Exercise aim:
What is the count of lines in the listing below that hold the string "Species"? Reply with that number alone.

··· Dataset ···

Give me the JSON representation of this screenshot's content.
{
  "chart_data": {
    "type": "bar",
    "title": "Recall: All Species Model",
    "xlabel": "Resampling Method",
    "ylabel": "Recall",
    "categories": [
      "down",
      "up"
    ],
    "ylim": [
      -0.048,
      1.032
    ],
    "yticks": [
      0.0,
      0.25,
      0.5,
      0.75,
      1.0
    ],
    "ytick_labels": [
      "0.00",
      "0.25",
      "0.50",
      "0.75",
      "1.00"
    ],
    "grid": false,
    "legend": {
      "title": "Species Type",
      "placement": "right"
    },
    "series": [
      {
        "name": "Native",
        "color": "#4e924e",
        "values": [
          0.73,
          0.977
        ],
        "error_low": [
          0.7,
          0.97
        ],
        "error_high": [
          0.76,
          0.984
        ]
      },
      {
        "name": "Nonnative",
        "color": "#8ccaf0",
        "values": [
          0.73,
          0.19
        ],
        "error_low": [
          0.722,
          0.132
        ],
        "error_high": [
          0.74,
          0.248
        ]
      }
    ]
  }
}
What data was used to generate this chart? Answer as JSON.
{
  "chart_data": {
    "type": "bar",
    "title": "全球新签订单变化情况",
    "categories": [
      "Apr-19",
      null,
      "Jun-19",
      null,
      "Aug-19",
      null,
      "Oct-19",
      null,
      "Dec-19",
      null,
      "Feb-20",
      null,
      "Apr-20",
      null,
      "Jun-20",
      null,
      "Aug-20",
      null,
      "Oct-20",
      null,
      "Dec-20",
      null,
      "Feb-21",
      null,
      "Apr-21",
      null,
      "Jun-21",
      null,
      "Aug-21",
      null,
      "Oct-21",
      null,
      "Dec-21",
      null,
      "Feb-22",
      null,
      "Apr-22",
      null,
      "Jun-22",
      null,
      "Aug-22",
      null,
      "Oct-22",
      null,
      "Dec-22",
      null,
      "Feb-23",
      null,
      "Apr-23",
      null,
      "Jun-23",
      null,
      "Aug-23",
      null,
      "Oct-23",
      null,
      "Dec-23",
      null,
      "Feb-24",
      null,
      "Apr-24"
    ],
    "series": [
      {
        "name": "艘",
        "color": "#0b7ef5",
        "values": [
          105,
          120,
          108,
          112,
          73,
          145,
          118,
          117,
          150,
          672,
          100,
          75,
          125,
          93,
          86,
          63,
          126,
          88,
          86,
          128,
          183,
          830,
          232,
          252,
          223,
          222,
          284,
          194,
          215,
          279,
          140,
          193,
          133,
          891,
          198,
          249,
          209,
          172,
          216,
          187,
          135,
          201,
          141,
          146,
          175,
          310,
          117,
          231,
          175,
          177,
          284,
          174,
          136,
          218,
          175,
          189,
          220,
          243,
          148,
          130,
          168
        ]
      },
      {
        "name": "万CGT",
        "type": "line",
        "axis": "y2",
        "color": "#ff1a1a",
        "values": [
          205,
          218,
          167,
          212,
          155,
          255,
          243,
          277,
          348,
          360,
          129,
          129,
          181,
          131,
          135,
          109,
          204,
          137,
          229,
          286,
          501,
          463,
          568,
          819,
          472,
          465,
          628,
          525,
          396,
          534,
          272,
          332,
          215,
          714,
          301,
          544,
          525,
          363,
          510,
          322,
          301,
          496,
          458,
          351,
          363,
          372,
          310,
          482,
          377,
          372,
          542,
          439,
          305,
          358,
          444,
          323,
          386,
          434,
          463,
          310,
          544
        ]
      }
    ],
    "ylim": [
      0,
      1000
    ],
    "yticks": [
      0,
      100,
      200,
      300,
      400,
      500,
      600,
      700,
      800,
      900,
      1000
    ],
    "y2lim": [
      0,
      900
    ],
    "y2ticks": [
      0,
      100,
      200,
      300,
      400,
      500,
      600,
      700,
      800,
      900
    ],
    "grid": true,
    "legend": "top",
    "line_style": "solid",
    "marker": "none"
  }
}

···

Answer to the task:
2